Direction: Restate each entry word for word, leaving nothing out.

====================

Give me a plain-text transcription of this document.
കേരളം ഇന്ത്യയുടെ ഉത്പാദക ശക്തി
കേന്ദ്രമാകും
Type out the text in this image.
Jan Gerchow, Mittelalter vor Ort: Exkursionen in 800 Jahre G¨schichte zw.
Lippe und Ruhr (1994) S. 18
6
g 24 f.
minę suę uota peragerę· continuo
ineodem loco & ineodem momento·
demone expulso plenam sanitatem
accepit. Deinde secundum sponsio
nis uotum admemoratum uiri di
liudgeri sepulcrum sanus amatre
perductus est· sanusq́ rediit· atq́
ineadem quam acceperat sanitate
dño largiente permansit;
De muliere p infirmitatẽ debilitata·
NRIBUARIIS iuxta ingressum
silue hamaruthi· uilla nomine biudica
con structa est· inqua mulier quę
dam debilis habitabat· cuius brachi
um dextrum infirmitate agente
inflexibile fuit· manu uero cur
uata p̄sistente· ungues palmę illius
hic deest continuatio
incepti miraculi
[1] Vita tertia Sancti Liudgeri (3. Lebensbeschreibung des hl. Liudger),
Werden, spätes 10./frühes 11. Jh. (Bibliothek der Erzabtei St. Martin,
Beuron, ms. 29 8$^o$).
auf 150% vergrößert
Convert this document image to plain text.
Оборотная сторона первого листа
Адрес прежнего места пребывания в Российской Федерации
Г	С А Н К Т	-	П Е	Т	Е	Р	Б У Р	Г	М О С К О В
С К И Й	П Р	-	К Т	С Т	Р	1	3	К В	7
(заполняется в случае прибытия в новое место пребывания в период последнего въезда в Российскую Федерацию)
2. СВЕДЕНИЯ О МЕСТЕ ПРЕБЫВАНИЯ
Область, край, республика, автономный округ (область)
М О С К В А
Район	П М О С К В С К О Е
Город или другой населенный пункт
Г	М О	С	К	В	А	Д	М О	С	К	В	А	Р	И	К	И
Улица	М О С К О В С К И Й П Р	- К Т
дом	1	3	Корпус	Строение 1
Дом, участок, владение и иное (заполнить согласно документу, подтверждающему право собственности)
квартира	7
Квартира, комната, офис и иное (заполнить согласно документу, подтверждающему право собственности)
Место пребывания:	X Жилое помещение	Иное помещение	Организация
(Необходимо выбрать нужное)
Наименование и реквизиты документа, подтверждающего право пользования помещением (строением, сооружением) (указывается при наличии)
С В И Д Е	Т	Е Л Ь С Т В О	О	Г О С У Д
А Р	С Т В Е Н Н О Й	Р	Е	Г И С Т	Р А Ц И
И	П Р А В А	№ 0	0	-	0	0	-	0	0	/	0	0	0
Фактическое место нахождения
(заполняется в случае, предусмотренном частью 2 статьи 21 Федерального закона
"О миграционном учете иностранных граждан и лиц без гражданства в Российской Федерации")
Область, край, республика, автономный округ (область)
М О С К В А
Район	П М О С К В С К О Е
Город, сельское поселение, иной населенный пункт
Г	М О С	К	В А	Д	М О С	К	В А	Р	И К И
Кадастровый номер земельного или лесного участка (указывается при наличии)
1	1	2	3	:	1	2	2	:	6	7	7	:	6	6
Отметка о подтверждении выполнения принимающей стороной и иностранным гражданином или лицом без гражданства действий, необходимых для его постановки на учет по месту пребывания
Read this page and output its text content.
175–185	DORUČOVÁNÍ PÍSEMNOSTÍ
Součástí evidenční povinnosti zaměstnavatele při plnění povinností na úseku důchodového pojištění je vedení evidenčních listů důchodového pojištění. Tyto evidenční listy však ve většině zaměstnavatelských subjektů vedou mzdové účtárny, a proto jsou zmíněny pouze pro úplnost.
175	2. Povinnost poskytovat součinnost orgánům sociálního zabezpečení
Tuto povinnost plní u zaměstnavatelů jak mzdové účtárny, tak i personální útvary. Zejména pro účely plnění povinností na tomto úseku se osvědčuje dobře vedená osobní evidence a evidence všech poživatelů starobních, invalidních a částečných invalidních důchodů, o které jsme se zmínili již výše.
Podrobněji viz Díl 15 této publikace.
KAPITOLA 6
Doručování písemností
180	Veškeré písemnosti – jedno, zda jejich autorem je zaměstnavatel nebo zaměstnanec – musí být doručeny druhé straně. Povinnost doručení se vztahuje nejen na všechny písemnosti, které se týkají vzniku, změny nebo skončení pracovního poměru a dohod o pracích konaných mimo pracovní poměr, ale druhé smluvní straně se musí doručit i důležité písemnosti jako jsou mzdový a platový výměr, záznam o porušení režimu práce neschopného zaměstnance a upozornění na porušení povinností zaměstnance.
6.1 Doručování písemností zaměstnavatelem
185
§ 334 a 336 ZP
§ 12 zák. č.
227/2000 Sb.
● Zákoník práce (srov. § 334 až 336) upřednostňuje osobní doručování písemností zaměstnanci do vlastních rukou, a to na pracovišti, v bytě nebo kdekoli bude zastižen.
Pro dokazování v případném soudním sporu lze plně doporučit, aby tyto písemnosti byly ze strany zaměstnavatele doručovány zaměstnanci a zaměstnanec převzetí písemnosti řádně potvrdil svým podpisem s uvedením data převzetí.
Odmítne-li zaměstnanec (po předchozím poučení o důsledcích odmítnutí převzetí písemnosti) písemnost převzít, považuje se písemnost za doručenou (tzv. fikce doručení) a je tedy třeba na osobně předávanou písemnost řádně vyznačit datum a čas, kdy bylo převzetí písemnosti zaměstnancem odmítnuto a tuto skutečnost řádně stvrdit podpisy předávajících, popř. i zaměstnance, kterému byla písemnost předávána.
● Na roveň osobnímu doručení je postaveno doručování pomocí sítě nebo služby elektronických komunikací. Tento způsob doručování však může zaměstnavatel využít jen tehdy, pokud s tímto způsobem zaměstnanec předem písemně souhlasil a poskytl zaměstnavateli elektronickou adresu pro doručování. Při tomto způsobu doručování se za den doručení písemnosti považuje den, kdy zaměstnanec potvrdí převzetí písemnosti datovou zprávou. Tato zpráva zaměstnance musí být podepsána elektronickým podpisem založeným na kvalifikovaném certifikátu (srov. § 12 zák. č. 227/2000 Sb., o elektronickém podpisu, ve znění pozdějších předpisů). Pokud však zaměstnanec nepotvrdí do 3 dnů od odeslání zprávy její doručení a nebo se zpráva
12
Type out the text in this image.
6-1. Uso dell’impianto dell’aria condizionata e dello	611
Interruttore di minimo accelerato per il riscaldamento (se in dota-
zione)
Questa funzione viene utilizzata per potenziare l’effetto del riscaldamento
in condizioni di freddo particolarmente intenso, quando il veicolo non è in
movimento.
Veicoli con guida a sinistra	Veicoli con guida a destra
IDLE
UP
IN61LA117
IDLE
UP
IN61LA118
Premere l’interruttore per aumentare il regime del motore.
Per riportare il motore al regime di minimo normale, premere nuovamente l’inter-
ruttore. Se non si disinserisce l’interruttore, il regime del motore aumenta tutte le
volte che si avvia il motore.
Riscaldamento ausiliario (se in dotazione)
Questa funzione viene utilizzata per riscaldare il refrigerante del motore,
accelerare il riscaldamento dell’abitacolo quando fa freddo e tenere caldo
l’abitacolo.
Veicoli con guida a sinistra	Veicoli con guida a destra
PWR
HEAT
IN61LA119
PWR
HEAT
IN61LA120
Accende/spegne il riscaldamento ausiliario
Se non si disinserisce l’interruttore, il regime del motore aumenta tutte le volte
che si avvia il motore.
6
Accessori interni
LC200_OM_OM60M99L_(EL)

====================

Solution to the problem:
Give me a plain-text transcription of this document.
കേരളം ഇന്ത്യയുടെ ഉത്പാദക ശക്തി
കേന്ദ്രമാകും
Type out the text in this image.
Jan Gerchow, Mittelalter vor Ort: Exkursionen in 800 Jahre G¨schichte zw.
Lippe und Ruhr (1994) S. 18
6
g 24 f.
minę suę uota peragerę· continuo
ineodem loco & ineodem momento·
demone expulso plenam sanitatem
accepit. Deinde secundum sponsio
nis uotum admemoratum uiri di
liudgeri sepulcrum sanus amatre
perductus est· sanusq́ rediit· atq́
ineadem quam acceperat sanitate
dño largiente permansit;
De muliere p infirmitatẽ debilitata·
NRIBUARIIS iuxta ingressum
silue hamaruthi· uilla nomine biudica
con structa est· inqua mulier quę
dam debilis habitabat· cuius brachi
um dextrum infirmitate agente
inflexibile fuit· manu uero cur
uata p̄sistente· ungues palmę illius
hic deest continuatio
incepti miraculi
[1] Vita tertia Sancti Liudgeri (3. Lebensbeschreibung des hl. Liudger),
Werden, spätes 10./frühes 11. Jh. (Bibliothek der Erzabtei St. Martin,
Beuron, ms. 29 8$^o$).
auf 150% vergrößert
Convert this document image to plain text.
Оборотная сторона первого листа
Адрес прежнего места пребывания в Российской Федерации
Г	С А Н К Т	-	П Е	Т	Е	Р	Б У Р	Г	М О С К О В
С К И Й	П Р	-	К Т	С Т	Р	1	3	К В	7
(заполняется в случае прибытия в новое место пребывания в период последнего въезда в Российскую Федерацию)
2. СВЕДЕНИЯ О МЕСТЕ ПРЕБЫВАНИЯ
Область, край, республика, автономный округ (область)
М О С К В А
Район	П М О С К В С К О Е
Город или другой населенный пункт
Г	М О	С	К	В	А	Д	М О	С	К	В	А	Р	И	К	И
Улица	М О С К О В С К И Й П Р	- К Т
дом	1	3	Корпус	Строение 1
Дом, участок, владение и иное (заполнить согласно документу, подтверждающему право собственности)
квартира	7
Квартира, комната, офис и иное (заполнить согласно документу, подтверждающему право собственности)
Место пребывания:	X Жилое помещение	Иное помещение	Организация
(Необходимо выбрать нужное)
Наименование и реквизиты документа, подтверждающего право пользования помещением (строением, сооружением) (указывается при наличии)
С В И Д Е	Т	Е Л Ь С Т В О	О	Г О С У Д
А Р	С Т В Е Н Н О Й	Р	Е	Г И С Т	Р А Ц И
И	П Р А В А	№ 0	0	-	0	0	-	0	0	/	0	0	0
Фактическое место нахождения
(заполняется в случае, предусмотренном частью 2 статьи 21 Федерального закона
"О миграционном учете иностранных граждан и лиц без гражданства в Российской Федерации")
Область, край, республика, автономный округ (область)
М О С К В А
Район	П М О С К В С К О Е
Город, сельское поселение, иной населенный пункт
Г	М О С	К	В А	Д	М О С	К	В А	Р	И К И
Кадастровый номер земельного или лесного участка (указывается при наличии)
1	1	2	3	:	1	2	2	:	6	7	7	:	6	6
Отметка о подтверждении выполнения принимающей стороной и иностранным гражданином или лицом без гражданства действий, необходимых для его постановки на учет по месту пребывания
Read this page and output its text content.
175–185	DORUČOVÁNÍ PÍSEMNOSTÍ
Součástí evidenční povinnosti zaměstnavatele při plnění povinností na úseku důchodového pojištění je vedení evidenčních listů důchodového pojištění. Tyto evidenční listy však ve většině zaměstnavatelských subjektů vedou mzdové účtárny, a proto jsou zmíněny pouze pro úplnost.
175	2. Povinnost poskytovat součinnost orgánům sociálního zabezpečení
Tuto povinnost plní u zaměstnavatelů jak mzdové účtárny, tak i personální útvary. Zejména pro účely plnění povinností na tomto úseku se osvědčuje dobře vedená osobní evidence a evidence všech poživatelů starobních, invalidních a částečných invalidních důchodů, o které jsme se zmínili již výše.
Podrobněji viz Díl 15 této publikace.
KAPITOLA 6
Doručování písemností
180	Veškeré písemnosti – jedno, zda jejich autorem je zaměstnavatel nebo zaměstnanec – musí být doručeny druhé straně. Povinnost doručení se vztahuje nejen na všechny písemnosti, které se týkají vzniku, změny nebo skončení pracovního poměru a dohod o pracích konaných mimo pracovní poměr, ale druhé smluvní straně se musí doručit i důležité písemnosti jako jsou mzdový a platový výměr, záznam o porušení režimu práce neschopného zaměstnance a upozornění na porušení povinností zaměstnance.
6.1 Doručování písemností zaměstnavatelem
185
§ 334 a 336 ZP
§ 12 zák. č.
227/2000 Sb.
● Zákoník práce (srov. § 334 až 336) upřednostňuje osobní doručování písemností zaměstnanci do vlastních rukou, a to na pracovišti, v bytě nebo kdekoli bude zastižen.
Pro dokazování v případném soudním sporu lze plně doporučit, aby tyto písemnosti byly ze strany zaměstnavatele doručovány zaměstnanci a zaměstnanec převzetí písemnosti řádně potvrdil svým podpisem s uvedením data převzetí.
Odmítne-li zaměstnanec (po předchozím poučení o důsledcích odmítnutí převzetí písemnosti) písemnost převzít, považuje se písemnost za doručenou (tzv. fikce doručení) a je tedy třeba na osobně předávanou písemnost řádně vyznačit datum a čas, kdy bylo převzetí písemnosti zaměstnancem odmítnuto a tuto skutečnost řádně stvrdit podpisy předávajících, popř. i zaměstnance, kterému byla písemnost předávána.
● Na roveň osobnímu doručení je postaveno doručování pomocí sítě nebo služby elektronických komunikací. Tento způsob doručování však může zaměstnavatel využít jen tehdy, pokud s tímto způsobem zaměstnanec předem písemně souhlasil a poskytl zaměstnavateli elektronickou adresu pro doručování. Při tomto způsobu doručování se za den doručení písemnosti považuje den, kdy zaměstnanec potvrdí převzetí písemnosti datovou zprávou. Tato zpráva zaměstnance musí být podepsána elektronickým podpisem založeným na kvalifikovaném certifikátu (srov. § 12 zák. č. 227/2000 Sb., o elektronickém podpisu, ve znění pozdějších předpisů). Pokud však zaměstnanec nepotvrdí do 3 dnů od odeslání zprávy její doručení a nebo se zpráva
12
Type out the text in this image.
6-1. Uso dell’impianto dell’aria condizionata e dello	611
Interruttore di minimo accelerato per il riscaldamento (se in dota-
zione)
Questa funzione viene utilizzata per potenziare l’effetto del riscaldamento
in condizioni di freddo particolarmente intenso, quando il veicolo non è in
movimento.
Veicoli con guida a sinistra	Veicoli con guida a destra
IDLE
UP
IN61LA117
IDLE
UP
IN61LA118
Premere l’interruttore per aumentare il regime del motore.
Per riportare il motore al regime di minimo normale, premere nuovamente l’inter-
ruttore. Se non si disinserisce l’interruttore, il regime del motore aumenta tutte le
volte che si avvia il motore.
Riscaldamento ausiliario (se in dotazione)
Questa funzione viene utilizzata per riscaldare il refrigerante del motore,
accelerare il riscaldamento dell’abitacolo quando fa freddo e tenere caldo
l’abitacolo.
Veicoli con guida a sinistra	Veicoli con guida a destra
PWR
HEAT
IN61LA119
PWR
HEAT
IN61LA120
Accende/spegne il riscaldamento ausiliario
Se non si disinserisce l’interruttore, il regime del motore aumenta tutte le volte
che si avvia il motore.
6
Accessori interni
LC200_OM_OM60M99L_(EL)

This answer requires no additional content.